--- Begin RECORDS TO USE ---

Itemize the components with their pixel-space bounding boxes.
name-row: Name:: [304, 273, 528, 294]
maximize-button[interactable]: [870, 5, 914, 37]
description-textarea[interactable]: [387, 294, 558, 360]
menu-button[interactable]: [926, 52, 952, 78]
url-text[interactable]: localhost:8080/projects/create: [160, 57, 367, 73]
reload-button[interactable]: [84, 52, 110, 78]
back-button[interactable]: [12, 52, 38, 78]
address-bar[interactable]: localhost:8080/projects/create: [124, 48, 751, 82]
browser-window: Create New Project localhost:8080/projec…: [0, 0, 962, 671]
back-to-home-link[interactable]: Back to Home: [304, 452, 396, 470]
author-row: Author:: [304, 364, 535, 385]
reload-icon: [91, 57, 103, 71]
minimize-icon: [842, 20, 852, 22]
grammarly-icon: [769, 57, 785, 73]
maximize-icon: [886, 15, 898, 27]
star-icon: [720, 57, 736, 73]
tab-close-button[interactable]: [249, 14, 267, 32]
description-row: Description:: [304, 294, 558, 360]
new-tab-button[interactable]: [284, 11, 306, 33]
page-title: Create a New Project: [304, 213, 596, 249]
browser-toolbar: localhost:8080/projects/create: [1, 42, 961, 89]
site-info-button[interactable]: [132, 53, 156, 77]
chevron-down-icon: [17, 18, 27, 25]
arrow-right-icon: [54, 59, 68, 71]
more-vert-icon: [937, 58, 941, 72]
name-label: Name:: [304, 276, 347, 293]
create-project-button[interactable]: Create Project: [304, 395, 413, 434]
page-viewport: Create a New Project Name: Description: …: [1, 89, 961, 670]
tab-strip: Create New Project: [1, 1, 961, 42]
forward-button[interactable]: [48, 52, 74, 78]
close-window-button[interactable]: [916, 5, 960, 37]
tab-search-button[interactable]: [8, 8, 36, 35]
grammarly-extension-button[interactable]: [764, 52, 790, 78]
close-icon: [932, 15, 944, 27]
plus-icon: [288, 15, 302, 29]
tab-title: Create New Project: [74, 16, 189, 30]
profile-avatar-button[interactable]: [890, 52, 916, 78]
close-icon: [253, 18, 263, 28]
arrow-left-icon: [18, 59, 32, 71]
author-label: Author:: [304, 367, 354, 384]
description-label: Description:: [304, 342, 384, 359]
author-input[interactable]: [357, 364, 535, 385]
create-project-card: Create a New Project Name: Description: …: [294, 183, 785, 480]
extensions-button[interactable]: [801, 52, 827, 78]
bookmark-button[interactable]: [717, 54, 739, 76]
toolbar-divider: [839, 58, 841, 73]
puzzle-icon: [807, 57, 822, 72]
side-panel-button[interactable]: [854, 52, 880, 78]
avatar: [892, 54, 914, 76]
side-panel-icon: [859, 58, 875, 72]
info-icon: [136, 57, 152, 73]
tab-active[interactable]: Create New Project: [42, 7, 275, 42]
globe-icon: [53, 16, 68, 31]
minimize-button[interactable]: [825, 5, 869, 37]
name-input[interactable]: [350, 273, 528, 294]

--- End RECORDS TO USE ---

WHAT IS BEING ASKED:
Rewrite the listing above, replacing every occurrence of "Create New Project" with "New Project Setup" and keeping everything else the same.

SOLVED EXERCISE:
Itemize the components with their pixel-space bounding boxes.
name-row: Name:: [304, 273, 528, 294]
maximize-button[interactable]: [870, 5, 914, 37]
description-textarea[interactable]: [387, 294, 558, 360]
menu-button[interactable]: [926, 52, 952, 78]
url-text[interactable]: localhost:8080/projects/create: [160, 57, 367, 73]
reload-button[interactable]: [84, 52, 110, 78]
back-button[interactable]: [12, 52, 38, 78]
address-bar[interactable]: localhost:8080/projects/create: [124, 48, 751, 82]
browser-window: New Project Setup localhost:8080/projec…: [0, 0, 962, 671]
back-to-home-link[interactable]: Back to Home: [304, 452, 396, 470]
author-row: Author:: [304, 364, 535, 385]
reload-icon: [91, 57, 103, 71]
minimize-icon: [842, 20, 852, 22]
grammarly-icon: [769, 57, 785, 73]
maximize-icon: [886, 15, 898, 27]
star-icon: [720, 57, 736, 73]
tab-close-button[interactable]: [249, 14, 267, 32]
description-row: Description:: [304, 294, 558, 360]
new-tab-button[interactable]: [284, 11, 306, 33]
page-title: Create a New Project: [304, 213, 596, 249]
browser-toolbar: localhost:8080/projects/create: [1, 42, 961, 89]
site-info-button[interactable]: [132, 53, 156, 77]
chevron-down-icon: [17, 18, 27, 25]
arrow-right-icon: [54, 59, 68, 71]
more-vert-icon: [937, 58, 941, 72]
name-label: Name:: [304, 276, 347, 293]
create-project-button[interactable]: Create Project: [304, 395, 413, 434]
page-viewport: Create a New Project Name: Description: …: [1, 89, 961, 670]
tab-strip: New Project Setup: [1, 1, 961, 42]
forward-button[interactable]: [48, 52, 74, 78]
close-window-button[interactable]: [916, 5, 960, 37]
tab-search-button[interactable]: [8, 8, 36, 35]
grammarly-extension-button[interactable]: [764, 52, 790, 78]
close-icon: [932, 15, 944, 27]
plus-icon: [288, 15, 302, 29]
tab-title: New Project Setup: [74, 16, 189, 30]
profile-avatar-button[interactable]: [890, 52, 916, 78]
close-icon: [253, 18, 263, 28]
arrow-left-icon: [18, 59, 32, 71]
author-label: Author:: [304, 367, 354, 384]
description-label: Description:: [304, 342, 384, 359]
author-input[interactable]: [357, 364, 535, 385]
create-project-card: Create a New Project Name: Description: …: [294, 183, 785, 480]
extensions-button[interactable]: [801, 52, 827, 78]
bookmark-button[interactable]: [717, 54, 739, 76]
toolbar-divider: [839, 58, 841, 73]
puzzle-icon: [807, 57, 822, 72]
side-panel-button[interactable]: [854, 52, 880, 78]
avatar: [892, 54, 914, 76]
side-panel-icon: [859, 58, 875, 72]
info-icon: [136, 57, 152, 73]
tab-active[interactable]: New Project Setup: [42, 7, 275, 42]
globe-icon: [53, 16, 68, 31]
minimize-button[interactable]: [825, 5, 869, 37]
name-input[interactable]: [350, 273, 528, 294]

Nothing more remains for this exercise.